## AIM OF THE EXERCISE:
Will you quote all of the entries, word for word?

## RECORD EXTRACTS:
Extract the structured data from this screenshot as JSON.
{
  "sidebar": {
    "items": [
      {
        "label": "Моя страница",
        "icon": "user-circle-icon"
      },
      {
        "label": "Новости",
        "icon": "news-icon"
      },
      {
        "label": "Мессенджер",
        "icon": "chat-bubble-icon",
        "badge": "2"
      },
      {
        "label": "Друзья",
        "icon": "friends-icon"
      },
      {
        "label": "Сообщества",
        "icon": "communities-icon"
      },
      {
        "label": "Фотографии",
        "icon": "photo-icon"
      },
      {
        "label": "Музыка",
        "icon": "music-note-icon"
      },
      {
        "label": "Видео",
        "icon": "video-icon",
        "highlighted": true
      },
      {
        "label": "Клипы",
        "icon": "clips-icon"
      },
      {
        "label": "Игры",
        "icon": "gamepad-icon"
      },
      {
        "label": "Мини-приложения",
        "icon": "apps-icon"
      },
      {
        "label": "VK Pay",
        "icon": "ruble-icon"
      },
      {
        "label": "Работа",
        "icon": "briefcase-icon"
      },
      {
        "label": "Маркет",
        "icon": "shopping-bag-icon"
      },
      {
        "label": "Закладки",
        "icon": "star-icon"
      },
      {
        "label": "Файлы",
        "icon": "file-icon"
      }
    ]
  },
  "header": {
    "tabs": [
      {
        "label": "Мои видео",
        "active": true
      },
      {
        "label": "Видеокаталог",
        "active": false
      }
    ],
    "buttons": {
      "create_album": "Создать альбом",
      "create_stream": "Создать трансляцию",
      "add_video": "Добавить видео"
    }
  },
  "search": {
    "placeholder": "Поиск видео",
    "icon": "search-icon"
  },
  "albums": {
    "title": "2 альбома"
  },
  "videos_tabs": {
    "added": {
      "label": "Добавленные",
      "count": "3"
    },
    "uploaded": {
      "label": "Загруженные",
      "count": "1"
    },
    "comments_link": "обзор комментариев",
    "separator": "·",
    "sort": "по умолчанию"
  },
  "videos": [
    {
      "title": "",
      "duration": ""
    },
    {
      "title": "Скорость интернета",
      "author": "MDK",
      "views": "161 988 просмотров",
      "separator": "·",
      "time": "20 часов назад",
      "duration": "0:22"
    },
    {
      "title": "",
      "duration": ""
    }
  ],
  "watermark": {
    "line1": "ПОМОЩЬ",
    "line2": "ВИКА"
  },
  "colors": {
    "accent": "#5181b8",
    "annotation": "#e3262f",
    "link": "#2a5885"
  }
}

## IN RESPONSE:
Extract the structured data from this screenshot as JSON.
{
  "sidebar": {
    "items": [
      {
        "label": "Моя страница",
        "icon": "user-circle-icon"
      },
      {
        "label": "Новости",
        "icon": "news-icon"
      },
      {
        "label": "Мессенджер",
        "icon": "chat-bubble-icon",
        "badge": "2"
      },
      {
        "label": "Друзья",
        "icon": "friends-icon"
      },
      {
        "label": "Сообщества",
        "icon": "communities-icon"
      },
      {
        "label": "Фотографии",
        "icon": "photo-icon"
      },
      {
        "label": "Музыка",
        "icon": "music-note-icon"
      },
      {
        "label": "Видео",
        "icon": "video-icon",
        "highlighted": true
      },
      {
        "label": "Клипы",
        "icon": "clips-icon"
      },
      {
        "label": "Игры",
        "icon": "gamepad-icon"
      },
      {
        "label": "Мини-приложения",
        "icon": "apps-icon"
      },
      {
        "label": "VK Pay",
        "icon": "ruble-icon"
      },
      {
        "label": "Работа",
        "icon": "briefcase-icon"
      },
      {
        "label": "Маркет",
        "icon": "shopping-bag-icon"
      },
      {
        "label": "Закладки",
        "icon": "star-icon"
      },
      {
        "label": "Файлы",
        "icon": "file-icon"
      }
    ]
  },
  "header": {
    "tabs": [
      {
        "label": "Мои видео",
        "active": true
      },
      {
        "label": "Видеокаталог",
        "active": false
      }
    ],
    "buttons": {
      "create_album": "Создать альбом",
      "create_stream": "Создать трансляцию",
      "add_video": "Добавить видео"
    }
  },
  "search": {
    "placeholder": "Поиск видео",
    "icon": "search-icon"
  },
  "albums": {
    "title": "2 альбома"
  },
  "videos_tabs": {
    "added": {
      "label": "Добавленные",
      "count": "3"
    },
    "uploaded": {
      "label": "Загруженные",
      "count": "1"
    },
    "comments_link": "обзор комментариев",
    "separator": "·",
    "sort": "по умолчанию"
  },
  "videos": [
    {
      "title": "",
      "duration": ""
    },
    {
      "title": "Скорость интернета",
      "author": "MDK",
      "views": "161 988 просмотров",
      "separator": "·",
      "time": "20 часов назад",
      "duration": "0:22"
    },
    {
      "title": "",
      "duration": ""
    }
  ],
  "watermark": {
    "line1": "ПОМОЩЬ",
    "line2": "ВИКА"
  },
  "colors": {
    "accent": "#5181b8",
    "annotation": "#e3262f",
    "link": "#2a5885"
  }
}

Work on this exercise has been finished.